» **Task to carry out**
Rewrite the records below with "screenshot" replaced by "image" and everything else unchanged, omitting the pictures.

══ Input material ══

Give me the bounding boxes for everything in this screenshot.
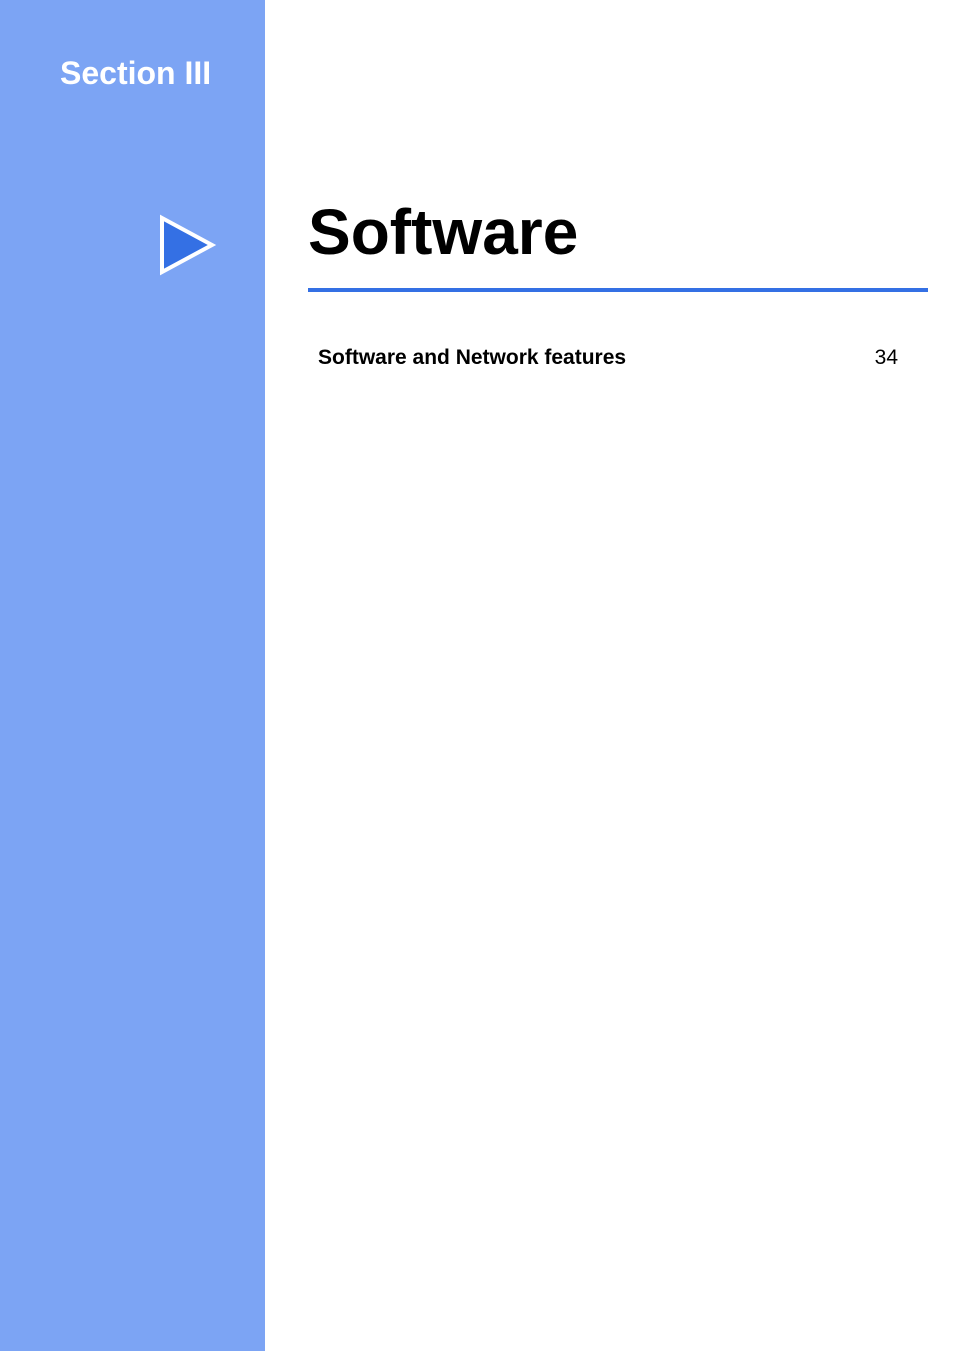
toc-entry-page: 34 bbox=[875, 346, 898, 370]
section-arrow-icon bbox=[140, 200, 230, 290]
toc-entry-label: Software and Network features bbox=[318, 346, 626, 370]
toc-entry: Software and Network features 34 bbox=[318, 346, 898, 370]
title-underline bbox=[308, 288, 928, 292]
section-label: Section III bbox=[60, 55, 211, 92]
page-title: Software bbox=[308, 200, 578, 264]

═══

» **The response**
Give me the bounding boxes for everything in this image.
toc-entry-page: 34 bbox=[875, 346, 898, 370]
section-arrow-icon bbox=[140, 200, 230, 290]
toc-entry-label: Software and Network features bbox=[318, 346, 626, 370]
toc-entry: Software and Network features 34 bbox=[318, 346, 898, 370]
title-underline bbox=[308, 288, 928, 292]
section-label: Section III bbox=[60, 55, 211, 92]
page-title: Software bbox=[308, 200, 578, 264]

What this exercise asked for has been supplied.